Task directions:
Copy each line below that contains "Stockholders".
----
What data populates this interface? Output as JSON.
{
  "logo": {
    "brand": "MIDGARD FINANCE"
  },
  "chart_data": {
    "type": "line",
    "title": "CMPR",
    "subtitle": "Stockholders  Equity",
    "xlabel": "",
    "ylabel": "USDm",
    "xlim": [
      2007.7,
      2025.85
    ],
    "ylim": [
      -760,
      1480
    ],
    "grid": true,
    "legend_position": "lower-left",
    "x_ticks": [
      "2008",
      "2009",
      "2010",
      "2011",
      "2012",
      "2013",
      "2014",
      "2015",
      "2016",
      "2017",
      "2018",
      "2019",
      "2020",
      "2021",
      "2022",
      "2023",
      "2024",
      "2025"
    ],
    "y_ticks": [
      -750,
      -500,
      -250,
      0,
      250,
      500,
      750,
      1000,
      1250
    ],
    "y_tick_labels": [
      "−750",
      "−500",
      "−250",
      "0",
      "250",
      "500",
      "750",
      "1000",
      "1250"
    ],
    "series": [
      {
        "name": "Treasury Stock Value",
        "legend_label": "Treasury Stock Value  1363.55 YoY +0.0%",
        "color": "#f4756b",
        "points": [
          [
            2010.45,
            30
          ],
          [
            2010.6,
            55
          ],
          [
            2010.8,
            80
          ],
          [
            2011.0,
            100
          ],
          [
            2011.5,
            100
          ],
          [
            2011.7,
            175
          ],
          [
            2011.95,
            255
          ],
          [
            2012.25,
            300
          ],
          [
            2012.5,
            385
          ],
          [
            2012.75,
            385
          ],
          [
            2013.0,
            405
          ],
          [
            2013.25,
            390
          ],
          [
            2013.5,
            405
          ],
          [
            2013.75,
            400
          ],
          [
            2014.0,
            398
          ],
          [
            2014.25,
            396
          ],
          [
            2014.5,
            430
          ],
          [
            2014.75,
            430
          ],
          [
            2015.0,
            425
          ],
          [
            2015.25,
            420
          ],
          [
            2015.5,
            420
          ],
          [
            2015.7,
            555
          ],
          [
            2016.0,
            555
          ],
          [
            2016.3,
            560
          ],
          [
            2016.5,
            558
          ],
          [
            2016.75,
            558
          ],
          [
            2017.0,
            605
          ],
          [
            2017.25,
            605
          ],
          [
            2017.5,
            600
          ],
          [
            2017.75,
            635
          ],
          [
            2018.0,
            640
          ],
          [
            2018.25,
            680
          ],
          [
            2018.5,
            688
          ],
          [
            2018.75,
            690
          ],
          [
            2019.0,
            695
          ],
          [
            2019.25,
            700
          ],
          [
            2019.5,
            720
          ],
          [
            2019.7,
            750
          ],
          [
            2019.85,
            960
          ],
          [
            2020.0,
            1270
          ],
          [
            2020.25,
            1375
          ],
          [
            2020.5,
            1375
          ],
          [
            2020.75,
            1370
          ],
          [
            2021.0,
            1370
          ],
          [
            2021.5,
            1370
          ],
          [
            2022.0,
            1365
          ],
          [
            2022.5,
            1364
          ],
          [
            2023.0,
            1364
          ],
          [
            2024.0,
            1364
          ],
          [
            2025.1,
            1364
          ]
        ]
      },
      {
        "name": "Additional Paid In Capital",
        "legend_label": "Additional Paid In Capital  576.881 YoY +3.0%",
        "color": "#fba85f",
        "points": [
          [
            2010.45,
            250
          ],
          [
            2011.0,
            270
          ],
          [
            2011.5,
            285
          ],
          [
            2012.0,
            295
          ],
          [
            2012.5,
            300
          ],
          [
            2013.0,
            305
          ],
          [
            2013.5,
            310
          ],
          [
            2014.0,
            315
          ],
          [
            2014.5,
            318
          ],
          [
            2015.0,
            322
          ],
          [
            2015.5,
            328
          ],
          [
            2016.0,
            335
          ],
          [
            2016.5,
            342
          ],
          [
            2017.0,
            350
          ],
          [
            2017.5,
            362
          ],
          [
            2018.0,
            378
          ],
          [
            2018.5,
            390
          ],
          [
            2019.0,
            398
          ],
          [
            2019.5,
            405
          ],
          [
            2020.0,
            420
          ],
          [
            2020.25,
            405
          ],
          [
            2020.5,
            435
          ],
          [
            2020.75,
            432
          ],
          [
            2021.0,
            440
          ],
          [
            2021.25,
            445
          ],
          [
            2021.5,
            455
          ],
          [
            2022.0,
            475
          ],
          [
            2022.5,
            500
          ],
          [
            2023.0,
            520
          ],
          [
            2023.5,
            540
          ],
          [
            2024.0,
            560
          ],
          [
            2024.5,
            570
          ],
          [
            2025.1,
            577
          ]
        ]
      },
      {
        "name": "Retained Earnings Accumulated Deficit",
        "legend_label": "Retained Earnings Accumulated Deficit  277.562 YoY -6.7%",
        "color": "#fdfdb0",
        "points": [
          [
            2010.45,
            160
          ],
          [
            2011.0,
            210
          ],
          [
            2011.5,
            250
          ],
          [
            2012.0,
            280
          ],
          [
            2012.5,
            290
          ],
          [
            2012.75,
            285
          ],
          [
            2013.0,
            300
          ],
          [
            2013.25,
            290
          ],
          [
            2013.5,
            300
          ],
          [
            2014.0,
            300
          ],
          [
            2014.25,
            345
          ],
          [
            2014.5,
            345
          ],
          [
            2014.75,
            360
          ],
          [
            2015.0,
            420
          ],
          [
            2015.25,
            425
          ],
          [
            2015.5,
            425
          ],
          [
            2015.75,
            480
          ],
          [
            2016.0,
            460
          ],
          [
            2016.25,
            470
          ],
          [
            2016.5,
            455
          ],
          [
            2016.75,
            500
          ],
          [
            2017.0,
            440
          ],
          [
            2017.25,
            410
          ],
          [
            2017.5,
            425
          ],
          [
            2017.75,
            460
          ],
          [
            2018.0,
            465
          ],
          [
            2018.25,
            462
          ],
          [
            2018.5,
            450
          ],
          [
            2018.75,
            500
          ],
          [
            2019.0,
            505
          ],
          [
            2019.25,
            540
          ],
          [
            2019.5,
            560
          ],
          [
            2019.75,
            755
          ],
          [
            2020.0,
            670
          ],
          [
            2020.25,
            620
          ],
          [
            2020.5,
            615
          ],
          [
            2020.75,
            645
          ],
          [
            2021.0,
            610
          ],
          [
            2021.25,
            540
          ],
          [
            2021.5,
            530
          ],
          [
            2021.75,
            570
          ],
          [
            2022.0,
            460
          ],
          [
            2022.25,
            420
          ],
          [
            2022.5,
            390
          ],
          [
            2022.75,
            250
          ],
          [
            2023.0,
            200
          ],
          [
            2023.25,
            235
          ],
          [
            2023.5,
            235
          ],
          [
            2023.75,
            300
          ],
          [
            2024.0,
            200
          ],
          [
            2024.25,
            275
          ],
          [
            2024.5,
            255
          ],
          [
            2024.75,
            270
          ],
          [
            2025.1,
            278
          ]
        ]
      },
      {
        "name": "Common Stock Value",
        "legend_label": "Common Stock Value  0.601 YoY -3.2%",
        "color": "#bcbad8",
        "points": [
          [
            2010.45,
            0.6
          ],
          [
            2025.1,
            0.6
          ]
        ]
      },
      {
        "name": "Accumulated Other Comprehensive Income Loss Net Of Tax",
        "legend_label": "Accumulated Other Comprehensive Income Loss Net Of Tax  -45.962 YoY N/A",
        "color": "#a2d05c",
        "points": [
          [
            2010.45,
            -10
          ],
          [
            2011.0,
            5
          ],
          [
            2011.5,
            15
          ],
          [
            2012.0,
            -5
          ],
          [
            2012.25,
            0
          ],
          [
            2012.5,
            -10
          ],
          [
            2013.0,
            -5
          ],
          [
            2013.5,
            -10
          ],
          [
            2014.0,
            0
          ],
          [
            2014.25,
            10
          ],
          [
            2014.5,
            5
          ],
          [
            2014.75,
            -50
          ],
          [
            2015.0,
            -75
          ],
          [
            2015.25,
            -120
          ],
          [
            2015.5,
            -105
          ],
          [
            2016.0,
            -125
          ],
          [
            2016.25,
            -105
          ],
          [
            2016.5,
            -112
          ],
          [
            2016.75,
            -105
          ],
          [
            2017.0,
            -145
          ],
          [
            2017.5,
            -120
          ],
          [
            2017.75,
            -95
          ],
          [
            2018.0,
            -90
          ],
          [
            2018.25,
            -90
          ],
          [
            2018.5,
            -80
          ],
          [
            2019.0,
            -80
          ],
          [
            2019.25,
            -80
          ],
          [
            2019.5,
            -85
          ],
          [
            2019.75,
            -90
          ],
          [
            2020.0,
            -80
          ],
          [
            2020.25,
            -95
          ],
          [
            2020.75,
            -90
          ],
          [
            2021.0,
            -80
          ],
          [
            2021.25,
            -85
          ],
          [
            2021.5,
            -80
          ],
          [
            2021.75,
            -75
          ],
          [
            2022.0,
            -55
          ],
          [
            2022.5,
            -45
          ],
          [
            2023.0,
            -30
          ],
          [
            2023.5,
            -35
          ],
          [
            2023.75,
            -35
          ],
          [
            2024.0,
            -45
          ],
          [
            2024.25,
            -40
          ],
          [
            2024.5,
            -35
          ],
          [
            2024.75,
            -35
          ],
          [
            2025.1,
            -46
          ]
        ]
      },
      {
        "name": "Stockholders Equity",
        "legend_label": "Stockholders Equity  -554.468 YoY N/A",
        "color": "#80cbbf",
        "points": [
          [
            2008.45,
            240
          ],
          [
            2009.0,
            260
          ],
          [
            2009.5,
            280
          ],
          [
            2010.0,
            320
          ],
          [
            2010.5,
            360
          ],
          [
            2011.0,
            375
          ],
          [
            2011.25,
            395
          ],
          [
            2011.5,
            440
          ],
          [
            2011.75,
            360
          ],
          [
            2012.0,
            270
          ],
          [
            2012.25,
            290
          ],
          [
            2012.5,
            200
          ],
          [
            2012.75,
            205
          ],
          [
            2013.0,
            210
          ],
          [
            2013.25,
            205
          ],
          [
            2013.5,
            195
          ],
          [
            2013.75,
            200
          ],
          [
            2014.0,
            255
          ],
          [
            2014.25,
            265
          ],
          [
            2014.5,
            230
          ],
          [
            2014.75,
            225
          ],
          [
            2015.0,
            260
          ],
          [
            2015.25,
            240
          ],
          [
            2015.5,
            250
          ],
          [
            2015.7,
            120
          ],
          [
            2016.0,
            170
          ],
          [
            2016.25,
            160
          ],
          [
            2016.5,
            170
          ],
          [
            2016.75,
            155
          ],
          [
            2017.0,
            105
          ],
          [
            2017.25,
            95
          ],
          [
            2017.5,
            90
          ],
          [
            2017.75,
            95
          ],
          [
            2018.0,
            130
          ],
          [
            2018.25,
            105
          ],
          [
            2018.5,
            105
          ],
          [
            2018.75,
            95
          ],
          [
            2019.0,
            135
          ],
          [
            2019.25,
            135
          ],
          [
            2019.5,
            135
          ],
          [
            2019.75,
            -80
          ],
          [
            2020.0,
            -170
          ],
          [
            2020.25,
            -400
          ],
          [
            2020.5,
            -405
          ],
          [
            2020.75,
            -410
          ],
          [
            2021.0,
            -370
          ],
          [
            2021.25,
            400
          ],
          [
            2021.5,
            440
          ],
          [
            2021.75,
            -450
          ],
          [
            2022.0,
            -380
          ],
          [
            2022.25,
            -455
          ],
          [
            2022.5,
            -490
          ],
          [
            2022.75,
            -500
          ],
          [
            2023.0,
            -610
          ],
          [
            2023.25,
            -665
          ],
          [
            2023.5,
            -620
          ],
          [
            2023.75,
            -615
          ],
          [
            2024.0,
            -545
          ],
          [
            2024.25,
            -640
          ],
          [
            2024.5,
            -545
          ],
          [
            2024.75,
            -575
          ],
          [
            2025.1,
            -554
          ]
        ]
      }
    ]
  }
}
----
Reply:
    "subtitle": "Stockholders  Equity",
        "name": "Stockholders Equity",
        "legend_label": "Stockholders Equity  -554.468 YoY N/A",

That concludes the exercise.